Work required: Without the pictures, output the records below word for word.

:: Data rows ::

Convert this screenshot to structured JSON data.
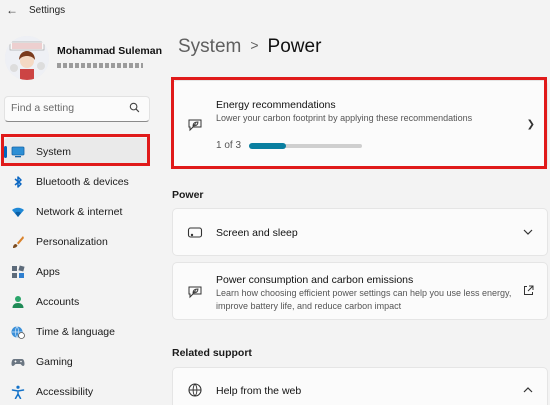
{
  "window": {
    "title": "Settings",
    "back_icon": "back-arrow-icon"
  },
  "user": {
    "name": "Mohammad Suleman"
  },
  "search": {
    "placeholder": "Find a setting"
  },
  "sidebar": {
    "items": [
      {
        "label": "System",
        "icon": "system-icon",
        "selected": true
      },
      {
        "label": "Bluetooth & devices",
        "icon": "bluetooth-icon"
      },
      {
        "label": "Network & internet",
        "icon": "wifi-icon"
      },
      {
        "label": "Personalization",
        "icon": "brush-icon"
      },
      {
        "label": "Apps",
        "icon": "apps-icon"
      },
      {
        "label": "Accounts",
        "icon": "person-icon"
      },
      {
        "label": "Time & language",
        "icon": "globe-clock-icon"
      },
      {
        "label": "Gaming",
        "icon": "gamepad-icon"
      },
      {
        "label": "Accessibility",
        "icon": "accessibility-icon"
      }
    ]
  },
  "breadcrumb": {
    "parent": "System",
    "separator": ">",
    "current": "Power"
  },
  "energy_card": {
    "title": "Energy recommendations",
    "description": "Lower your carbon footprint by applying these recommendations",
    "progress_text": "1 of 3",
    "progress_fraction": 0.33
  },
  "power_section": {
    "heading": "Power",
    "screen_sleep": {
      "title": "Screen and sleep"
    },
    "consumption": {
      "title": "Power consumption and carbon emissions",
      "description": "Learn how choosing efficient power settings can help you use less energy, improve battery life, and reduce carbon impact"
    }
  },
  "related_support": {
    "heading": "Related support",
    "help_web": {
      "title": "Help from the web"
    }
  },
  "colors": {
    "accent": "#0067c0",
    "highlight_red": "#e01a1a",
    "progress": "#0a7fa0"
  }
}
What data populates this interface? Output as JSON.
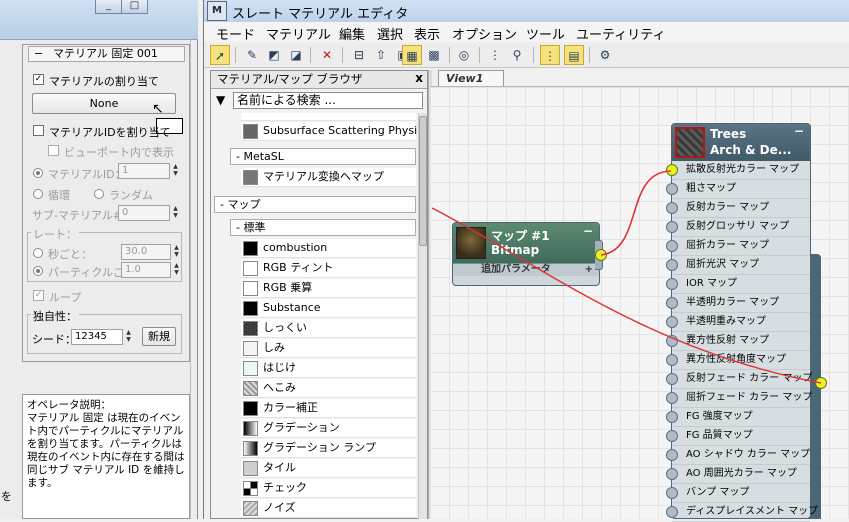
{
  "left_panel": {
    "window_buttons": [
      "_",
      "□"
    ],
    "rollout_title": "マテリアル 固定 001",
    "assign_material_label": "マテリアルの割り当て",
    "material_button_label": "None",
    "assign_material_id_label": "マテリアルIDを割り当て",
    "show_in_viewport_label": "ビューポート内で表示",
    "material_id_label": "マテリアルID：",
    "material_id_value": "1",
    "cycle_label": "循環",
    "random_label": "ランダム",
    "sub_material_label": "サブ-マテリアル#:",
    "sub_material_value": "0",
    "rate_label": "レート：",
    "per_second_label": "秒ごと：",
    "per_second_value": "30.0",
    "per_particle_label": "パーティクルごと：",
    "per_particle_value": "1.0",
    "loop_label": "ループ",
    "uniqueness_label": "独自性：",
    "seed_label": "シード：",
    "seed_value": "12345",
    "new_button_label": "新規",
    "operator_desc_title": "オペレータ説明：",
    "operator_desc_text": "マテリアル 固定 は現在のイベント内でパーティクルにマテリアルを割り当てます。パーティクルは現在のイベント内に存在する間は同じサブ マテリアル ID を維持します。",
    "edge_text": "を"
  },
  "slate": {
    "app_icon": "M",
    "title": "スレート マテリアル エディタ",
    "menu": [
      "モード",
      "マテリアル",
      "編集",
      "選択",
      "表示",
      "オプション",
      "ツール",
      "ユーティリティ"
    ],
    "toolbar_icons": [
      "select-arrow-icon",
      "eyedropper-icon",
      "put-to-scene-icon",
      "assign-to-selection-icon",
      "delete-icon",
      "move-children-icon",
      "hide-unused-icon",
      "show-map-in-viewport-icon",
      "show-background-icon",
      "background-in-preview-icon",
      "sample-uv-icon",
      "layout-all-icon",
      "layout-children-icon",
      "material-map-navigator-icon",
      "parameter-editor-icon",
      "select-by-material-icon"
    ]
  },
  "browser": {
    "title": "マテリアル/マップ ブラウザ",
    "close_label": "x",
    "search_placeholder": "名前による検索 ...",
    "top_items": [
      "Subsurface Scattering Physi..."
    ],
    "metasl_header": "- MetaSL",
    "metasl_items": [
      "マテリアル変換へマップ"
    ],
    "maps_header": "- マップ",
    "standard_header": "- 標準",
    "map_items": [
      "combustion",
      "RGB ティント",
      "RGB 乗算",
      "Substance",
      "しっくい",
      "しみ",
      "はじけ",
      "へこみ",
      "カラー補正",
      "グラデーション",
      "グラデーション ランプ",
      "タイル",
      "チェック",
      "ノイズ"
    ]
  },
  "view": {
    "tab_label": "View1",
    "bitmap_node": {
      "title": "マップ #1",
      "subtitle": "Bitmap",
      "extra_params": "追加パラメータ",
      "minimize": "−",
      "expand": "+"
    },
    "trees_node": {
      "title": "Trees",
      "subtitle": "Arch & De...",
      "minimize": "−",
      "slots": [
        "拡散反射光カラー マップ",
        "粗さマップ",
        "反射カラー マップ",
        "反射グロッサリ マップ",
        "屈折カラー マップ",
        "屈折光沢 マップ",
        "IOR マップ",
        "半透明カラー マップ",
        "半透明重みマップ",
        "異方性反射 マップ",
        "異方性反射角度マップ",
        "反射フェード カラー マップ",
        "屈折フェード カラー マップ",
        "FG 強度マップ",
        "FG 品質マップ",
        "AO シャドウ カラー マップ",
        "AO 周囲光カラー マップ",
        "バンプ マップ",
        "ディスプレイスメント マップ"
      ],
      "connected_slot_index": 0
    }
  },
  "colors": {
    "wire": "#e03030",
    "port_connected": "#e6f225",
    "port_idle": "#aebcc8",
    "toolbar_active": "#f6e27a"
  }
}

:::

Result of this exercise:
Convert this screenshot to structured JSON data.
{
  "window": {
    "title": "Settings",
    "back_icon": "back-arrow-icon"
  },
  "user": {
    "name": "Mohammad Suleman"
  },
  "search": {
    "placeholder": "Find a setting"
  },
  "sidebar": {
    "items": [
      {
        "label": "System",
        "icon": "system-icon",
        "selected": true
      },
      {
        "label": "Bluetooth & devices",
        "icon": "bluetooth-icon"
      },
      {
        "label": "Network & internet",
        "icon": "wifi-icon"
      },
      {
        "label": "Personalization",
        "icon": "brush-icon"
      },
      {
        "label": "Apps",
        "icon": "apps-icon"
      },
      {
        "label": "Accounts",
        "icon": "person-icon"
      },
      {
        "label": "Time & language",
        "icon": "globe-clock-icon"
      },
      {
        "label": "Gaming",
        "icon": "gamepad-icon"
      },
      {
        "label": "Accessibility",
        "icon": "accessibility-icon"
      }
    ]
  },
  "breadcrumb": {
    "parent": "System",
    "separator": ">",
    "current": "Power"
  },
  "energy_card": {
    "title": "Energy recommendations",
    "description": "Lower your carbon footprint by applying these recommendations",
    "progress_text": "1 of 3",
    "progress_fraction": 0.33
  },
  "power_section": {
    "heading": "Power",
    "screen_sleep": {
      "title": "Screen and sleep"
    },
    "consumption": {
      "title": "Power consumption and carbon emissions",
      "description": "Learn how choosing efficient power settings can help you use less energy, improve battery life, and reduce carbon impact"
    }
  },
  "related_support": {
    "heading": "Related support",
    "help_web": {
      "title": "Help from the web"
    }
  },
  "colors": {
    "accent": "#0067c0",
    "highlight_red": "#e01a1a",
    "progress": "#0a7fa0"
  }
}
What data populates this interface? Output as JSON.
{
  "left_panel": {
    "window_buttons": [
      "_",
      "□"
    ],
    "rollout_title": "マテリアル 固定 001",
    "assign_material_label": "マテリアルの割り当て",
    "material_button_label": "None",
    "assign_material_id_label": "マテリアルIDを割り当て",
    "show_in_viewport_label": "ビューポート内で表示",
    "material_id_label": "マテリアルID：",
    "material_id_value": "1",
    "cycle_label": "循環",
    "random_label": "ランダム",
    "sub_material_label": "サブ-マテリアル#:",
    "sub_material_value": "0",
    "rate_label": "レート：",
    "per_second_label": "秒ごと：",
    "per_second_value": "30.0",
    "per_particle_label": "パーティクルごと：",
    "per_particle_value": "1.0",
    "loop_label": "ループ",
    "uniqueness_label": "独自性：",
    "seed_label": "シード：",
    "seed_value": "12345",
    "new_button_label": "新規",
    "operator_desc_title": "オペレータ説明：",
    "operator_desc_text": "マテリアル 固定 は現在のイベント内でパーティクルにマテリアルを割り当てます。パーティクルは現在のイベント内に存在する間は同じサブ マテリアル ID を維持します。",
    "edge_text": "を"
  },
  "slate": {
    "app_icon": "M",
    "title": "スレート マテリアル エディタ",
    "menu": [
      "モード",
      "マテリアル",
      "編集",
      "選択",
      "表示",
      "オプション",
      "ツール",
      "ユーティリティ"
    ],
    "toolbar_icons": [
      "select-arrow-icon",
      "eyedropper-icon",
      "put-to-scene-icon",
      "assign-to-selection-icon",
      "delete-icon",
      "move-children-icon",
      "hide-unused-icon",
      "show-map-in-viewport-icon",
      "show-background-icon",
      "background-in-preview-icon",
      "sample-uv-icon",
      "layout-all-icon",
      "layout-children-icon",
      "material-map-navigator-icon",
      "parameter-editor-icon",
      "select-by-material-icon"
    ]
  },
  "browser": {
    "title": "マテリアル/マップ ブラウザ",
    "close_label": "x",
    "search_placeholder": "名前による検索 ...",
    "top_items": [
      "Subsurface Scattering Physi..."
    ],
    "metasl_header": "- MetaSL",
    "metasl_items": [
      "マテリアル変換へマップ"
    ],
    "maps_header": "- マップ",
    "standard_header": "- 標準",
    "map_items": [
      "combustion",
      "RGB ティント",
      "RGB 乗算",
      "Substance",
      "しっくい",
      "しみ",
      "はじけ",
      "へこみ",
      "カラー補正",
      "グラデーション",
      "グラデーション ランプ",
      "タイル",
      "チェック",
      "ノイズ"
    ]
  },
  "view": {
    "tab_label": "View1",
    "bitmap_node": {
      "title": "マップ #1",
      "subtitle": "Bitmap",
      "extra_params": "追加パラメータ",
      "minimize": "−",
      "expand": "+"
    },
    "trees_node": {
      "title": "Trees",
      "subtitle": "Arch & De...",
      "minimize": "−",
      "slots": [
        "拡散反射光カラー マップ",
        "粗さマップ",
        "反射カラー マップ",
        "反射グロッサリ マップ",
        "屈折カラー マップ",
        "屈折光沢 マップ",
        "IOR マップ",
        "半透明カラー マップ",
        "半透明重みマップ",
        "異方性反射 マップ",
        "異方性反射角度マップ",
        "反射フェード カラー マップ",
        "屈折フェード カラー マップ",
        "FG 強度マップ",
        "FG 品質マップ",
        "AO シャドウ カラー マップ",
        "AO 周囲光カラー マップ",
        "バンプ マップ",
        "ディスプレイスメント マップ"
      ],
      "connected_slot_index": 0
    }
  },
  "colors": {
    "wire": "#e03030",
    "port_connected": "#e6f225",
    "port_idle": "#aebcc8",
    "toolbar_active": "#f6e27a"
  }
}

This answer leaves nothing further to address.